Required task: Records follow. Pull out every line that contains "Callbacks".

Collected data entries:
● ● ● ● ● ● ●
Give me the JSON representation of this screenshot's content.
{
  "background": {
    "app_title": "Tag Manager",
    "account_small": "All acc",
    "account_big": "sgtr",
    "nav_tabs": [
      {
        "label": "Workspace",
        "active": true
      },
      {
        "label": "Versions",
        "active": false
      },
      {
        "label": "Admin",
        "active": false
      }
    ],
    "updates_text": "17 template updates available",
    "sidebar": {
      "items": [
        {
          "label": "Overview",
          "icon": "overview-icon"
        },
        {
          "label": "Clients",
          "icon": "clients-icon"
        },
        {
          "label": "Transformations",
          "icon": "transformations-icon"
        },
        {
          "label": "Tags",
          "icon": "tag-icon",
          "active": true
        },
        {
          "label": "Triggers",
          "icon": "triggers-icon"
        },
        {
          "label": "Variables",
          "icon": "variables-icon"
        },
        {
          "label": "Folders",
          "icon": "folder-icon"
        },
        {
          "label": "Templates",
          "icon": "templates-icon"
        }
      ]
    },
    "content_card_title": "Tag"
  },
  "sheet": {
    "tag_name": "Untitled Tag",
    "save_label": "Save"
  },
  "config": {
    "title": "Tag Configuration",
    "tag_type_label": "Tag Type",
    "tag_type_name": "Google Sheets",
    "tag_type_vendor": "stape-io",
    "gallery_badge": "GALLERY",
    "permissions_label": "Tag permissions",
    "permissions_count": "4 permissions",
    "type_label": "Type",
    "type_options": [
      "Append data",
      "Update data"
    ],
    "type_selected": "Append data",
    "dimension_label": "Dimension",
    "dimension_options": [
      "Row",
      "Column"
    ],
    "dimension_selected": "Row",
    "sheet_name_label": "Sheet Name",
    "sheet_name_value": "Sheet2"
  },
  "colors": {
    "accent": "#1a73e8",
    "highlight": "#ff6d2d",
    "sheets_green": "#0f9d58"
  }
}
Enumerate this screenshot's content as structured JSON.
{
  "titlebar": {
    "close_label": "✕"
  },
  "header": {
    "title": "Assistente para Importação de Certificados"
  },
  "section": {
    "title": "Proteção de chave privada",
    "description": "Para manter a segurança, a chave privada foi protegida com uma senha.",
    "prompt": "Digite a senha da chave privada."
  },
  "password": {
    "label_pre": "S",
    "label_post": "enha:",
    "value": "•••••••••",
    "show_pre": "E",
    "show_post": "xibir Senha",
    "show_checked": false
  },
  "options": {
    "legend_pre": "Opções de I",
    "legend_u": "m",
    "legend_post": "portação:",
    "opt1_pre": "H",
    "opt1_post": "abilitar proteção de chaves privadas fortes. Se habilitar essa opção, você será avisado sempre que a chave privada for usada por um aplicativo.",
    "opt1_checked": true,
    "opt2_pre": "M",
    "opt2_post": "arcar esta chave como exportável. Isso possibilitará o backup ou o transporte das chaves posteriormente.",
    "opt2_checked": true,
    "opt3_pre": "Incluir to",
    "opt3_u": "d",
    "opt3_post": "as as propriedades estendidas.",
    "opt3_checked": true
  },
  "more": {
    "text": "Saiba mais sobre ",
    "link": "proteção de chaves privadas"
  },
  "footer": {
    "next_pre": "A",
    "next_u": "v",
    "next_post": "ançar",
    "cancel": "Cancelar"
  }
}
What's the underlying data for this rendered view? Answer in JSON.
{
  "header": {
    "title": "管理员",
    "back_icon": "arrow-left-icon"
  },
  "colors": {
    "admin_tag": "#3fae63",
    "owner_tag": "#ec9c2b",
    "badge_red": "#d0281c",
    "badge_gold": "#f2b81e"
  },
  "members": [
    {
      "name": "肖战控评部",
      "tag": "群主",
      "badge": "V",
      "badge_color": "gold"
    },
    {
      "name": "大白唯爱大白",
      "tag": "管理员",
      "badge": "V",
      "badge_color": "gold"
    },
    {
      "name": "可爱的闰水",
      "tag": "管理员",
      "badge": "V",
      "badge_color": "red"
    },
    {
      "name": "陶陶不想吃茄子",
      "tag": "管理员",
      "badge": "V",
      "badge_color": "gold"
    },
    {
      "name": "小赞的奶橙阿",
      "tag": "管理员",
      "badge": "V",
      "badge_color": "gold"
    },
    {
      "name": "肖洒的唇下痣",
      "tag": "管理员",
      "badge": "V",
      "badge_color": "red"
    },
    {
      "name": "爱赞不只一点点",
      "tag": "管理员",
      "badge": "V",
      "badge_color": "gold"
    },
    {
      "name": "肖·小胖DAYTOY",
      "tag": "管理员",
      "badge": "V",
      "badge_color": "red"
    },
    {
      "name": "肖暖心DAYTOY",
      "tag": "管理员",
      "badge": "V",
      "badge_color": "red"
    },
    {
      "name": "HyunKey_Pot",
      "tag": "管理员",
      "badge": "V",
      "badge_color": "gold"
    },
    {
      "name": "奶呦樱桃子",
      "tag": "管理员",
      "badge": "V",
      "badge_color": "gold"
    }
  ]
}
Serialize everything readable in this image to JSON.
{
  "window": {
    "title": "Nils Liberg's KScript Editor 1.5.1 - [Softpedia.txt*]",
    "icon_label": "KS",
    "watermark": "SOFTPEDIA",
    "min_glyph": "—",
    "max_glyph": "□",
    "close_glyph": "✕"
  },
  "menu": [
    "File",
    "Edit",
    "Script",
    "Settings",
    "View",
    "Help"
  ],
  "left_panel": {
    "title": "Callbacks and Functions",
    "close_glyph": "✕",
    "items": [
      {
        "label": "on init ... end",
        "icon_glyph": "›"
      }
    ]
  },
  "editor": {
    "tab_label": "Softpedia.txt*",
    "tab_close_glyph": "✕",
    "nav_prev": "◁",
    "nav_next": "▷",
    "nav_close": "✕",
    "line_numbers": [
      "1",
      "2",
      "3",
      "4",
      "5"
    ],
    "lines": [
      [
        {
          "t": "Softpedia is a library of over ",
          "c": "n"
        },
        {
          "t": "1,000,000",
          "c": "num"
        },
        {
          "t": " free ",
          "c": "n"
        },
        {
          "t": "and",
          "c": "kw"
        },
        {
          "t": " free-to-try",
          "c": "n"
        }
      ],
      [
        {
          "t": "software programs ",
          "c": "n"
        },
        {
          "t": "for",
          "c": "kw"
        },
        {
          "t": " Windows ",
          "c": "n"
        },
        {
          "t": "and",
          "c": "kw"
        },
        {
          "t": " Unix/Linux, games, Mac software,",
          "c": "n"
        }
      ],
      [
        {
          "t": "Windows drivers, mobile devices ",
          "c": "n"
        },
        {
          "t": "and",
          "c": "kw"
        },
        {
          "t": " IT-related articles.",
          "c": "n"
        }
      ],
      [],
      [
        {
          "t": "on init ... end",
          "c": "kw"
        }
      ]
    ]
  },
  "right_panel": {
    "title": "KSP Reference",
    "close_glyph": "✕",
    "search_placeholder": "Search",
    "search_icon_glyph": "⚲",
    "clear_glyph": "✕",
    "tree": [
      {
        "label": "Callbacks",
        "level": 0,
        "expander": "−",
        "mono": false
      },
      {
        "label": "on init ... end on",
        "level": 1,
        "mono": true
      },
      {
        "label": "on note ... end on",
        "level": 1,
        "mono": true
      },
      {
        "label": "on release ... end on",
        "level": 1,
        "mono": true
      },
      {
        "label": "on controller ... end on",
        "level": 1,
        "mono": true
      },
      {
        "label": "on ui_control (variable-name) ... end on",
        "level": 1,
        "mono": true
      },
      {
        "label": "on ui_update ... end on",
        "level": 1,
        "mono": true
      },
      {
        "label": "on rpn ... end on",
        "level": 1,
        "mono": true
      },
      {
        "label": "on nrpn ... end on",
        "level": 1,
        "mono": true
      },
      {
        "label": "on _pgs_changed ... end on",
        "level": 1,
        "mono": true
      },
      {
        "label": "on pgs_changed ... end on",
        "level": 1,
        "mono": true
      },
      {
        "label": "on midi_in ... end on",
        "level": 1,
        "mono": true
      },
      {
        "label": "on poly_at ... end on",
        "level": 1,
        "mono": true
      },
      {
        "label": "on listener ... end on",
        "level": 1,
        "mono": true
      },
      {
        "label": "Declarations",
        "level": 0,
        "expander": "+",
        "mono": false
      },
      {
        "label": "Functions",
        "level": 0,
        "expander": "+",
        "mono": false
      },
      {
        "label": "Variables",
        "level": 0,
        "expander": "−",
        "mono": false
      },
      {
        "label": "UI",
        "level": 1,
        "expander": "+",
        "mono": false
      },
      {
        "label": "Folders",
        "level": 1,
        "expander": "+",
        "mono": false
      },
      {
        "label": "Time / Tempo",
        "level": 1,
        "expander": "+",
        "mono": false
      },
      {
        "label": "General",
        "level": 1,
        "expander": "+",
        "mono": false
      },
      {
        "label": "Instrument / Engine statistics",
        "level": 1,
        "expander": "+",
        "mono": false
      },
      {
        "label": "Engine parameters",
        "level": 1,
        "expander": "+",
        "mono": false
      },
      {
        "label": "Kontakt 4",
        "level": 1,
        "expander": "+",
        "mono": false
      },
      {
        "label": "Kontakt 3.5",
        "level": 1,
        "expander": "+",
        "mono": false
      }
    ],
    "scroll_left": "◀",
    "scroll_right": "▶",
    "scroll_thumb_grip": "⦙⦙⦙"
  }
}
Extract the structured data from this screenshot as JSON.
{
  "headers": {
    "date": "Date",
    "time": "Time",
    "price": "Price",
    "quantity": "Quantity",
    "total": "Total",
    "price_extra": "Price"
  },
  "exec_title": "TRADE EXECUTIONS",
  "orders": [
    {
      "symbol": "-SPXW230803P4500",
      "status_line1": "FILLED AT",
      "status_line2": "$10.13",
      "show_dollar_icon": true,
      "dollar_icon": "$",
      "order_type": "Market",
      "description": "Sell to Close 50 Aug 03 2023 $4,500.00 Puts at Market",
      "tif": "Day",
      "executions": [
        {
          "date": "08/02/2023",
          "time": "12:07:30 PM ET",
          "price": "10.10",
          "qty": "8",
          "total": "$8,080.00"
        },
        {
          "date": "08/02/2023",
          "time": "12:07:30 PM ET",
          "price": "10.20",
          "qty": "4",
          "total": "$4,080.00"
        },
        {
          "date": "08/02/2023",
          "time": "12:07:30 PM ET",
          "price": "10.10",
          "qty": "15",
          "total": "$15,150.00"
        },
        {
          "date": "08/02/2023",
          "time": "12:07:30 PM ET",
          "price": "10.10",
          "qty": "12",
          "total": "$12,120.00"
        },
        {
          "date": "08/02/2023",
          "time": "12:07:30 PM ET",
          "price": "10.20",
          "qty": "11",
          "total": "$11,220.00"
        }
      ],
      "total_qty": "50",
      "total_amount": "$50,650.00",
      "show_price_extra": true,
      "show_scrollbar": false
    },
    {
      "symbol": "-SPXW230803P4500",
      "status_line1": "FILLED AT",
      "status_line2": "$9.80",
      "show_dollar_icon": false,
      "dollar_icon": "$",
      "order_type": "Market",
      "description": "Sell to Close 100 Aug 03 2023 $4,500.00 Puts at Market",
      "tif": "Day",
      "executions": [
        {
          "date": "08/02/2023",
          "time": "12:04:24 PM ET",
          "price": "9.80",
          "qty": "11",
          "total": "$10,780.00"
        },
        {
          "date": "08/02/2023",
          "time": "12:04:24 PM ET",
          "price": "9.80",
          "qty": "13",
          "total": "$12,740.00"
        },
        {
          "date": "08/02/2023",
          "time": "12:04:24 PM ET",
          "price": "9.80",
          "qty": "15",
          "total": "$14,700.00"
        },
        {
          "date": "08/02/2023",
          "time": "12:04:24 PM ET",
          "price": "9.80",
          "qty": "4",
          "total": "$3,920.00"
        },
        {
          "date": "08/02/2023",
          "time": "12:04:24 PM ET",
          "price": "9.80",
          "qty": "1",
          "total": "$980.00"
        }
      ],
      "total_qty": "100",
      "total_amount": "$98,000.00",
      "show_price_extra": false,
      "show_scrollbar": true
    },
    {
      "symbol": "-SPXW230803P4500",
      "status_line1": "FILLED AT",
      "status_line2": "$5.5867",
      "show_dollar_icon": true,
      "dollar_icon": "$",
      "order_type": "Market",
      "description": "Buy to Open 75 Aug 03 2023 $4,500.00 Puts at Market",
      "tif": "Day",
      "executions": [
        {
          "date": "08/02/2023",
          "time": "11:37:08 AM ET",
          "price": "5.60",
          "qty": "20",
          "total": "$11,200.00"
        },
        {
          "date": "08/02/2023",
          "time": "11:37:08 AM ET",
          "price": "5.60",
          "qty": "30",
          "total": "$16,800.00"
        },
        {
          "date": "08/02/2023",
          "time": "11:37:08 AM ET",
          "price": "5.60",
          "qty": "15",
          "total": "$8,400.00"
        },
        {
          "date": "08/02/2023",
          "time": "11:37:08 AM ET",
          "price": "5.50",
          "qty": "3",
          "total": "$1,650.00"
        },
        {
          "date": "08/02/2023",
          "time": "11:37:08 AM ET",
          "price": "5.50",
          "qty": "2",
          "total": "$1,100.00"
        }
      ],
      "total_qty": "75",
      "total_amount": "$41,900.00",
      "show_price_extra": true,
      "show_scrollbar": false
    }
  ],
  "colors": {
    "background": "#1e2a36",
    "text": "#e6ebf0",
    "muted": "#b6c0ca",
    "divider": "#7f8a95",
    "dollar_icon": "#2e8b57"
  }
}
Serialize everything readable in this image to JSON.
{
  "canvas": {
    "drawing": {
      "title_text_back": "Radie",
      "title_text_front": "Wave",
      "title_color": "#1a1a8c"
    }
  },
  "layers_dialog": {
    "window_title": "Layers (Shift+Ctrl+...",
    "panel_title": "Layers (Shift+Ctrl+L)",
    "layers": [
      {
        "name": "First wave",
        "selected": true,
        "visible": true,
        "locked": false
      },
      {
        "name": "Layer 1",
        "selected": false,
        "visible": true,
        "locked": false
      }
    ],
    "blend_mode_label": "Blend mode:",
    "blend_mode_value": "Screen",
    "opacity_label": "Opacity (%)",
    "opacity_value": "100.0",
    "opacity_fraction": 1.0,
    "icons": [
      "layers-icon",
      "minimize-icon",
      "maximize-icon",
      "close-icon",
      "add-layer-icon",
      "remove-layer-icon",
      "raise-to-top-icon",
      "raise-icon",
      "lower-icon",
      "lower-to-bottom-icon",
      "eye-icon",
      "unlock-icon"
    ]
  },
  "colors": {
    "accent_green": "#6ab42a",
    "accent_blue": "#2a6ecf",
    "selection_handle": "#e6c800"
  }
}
● ● ● ● ● ● ●
Full response:
    "title": "Callbacks and Functions",
        "label": "Callbacks",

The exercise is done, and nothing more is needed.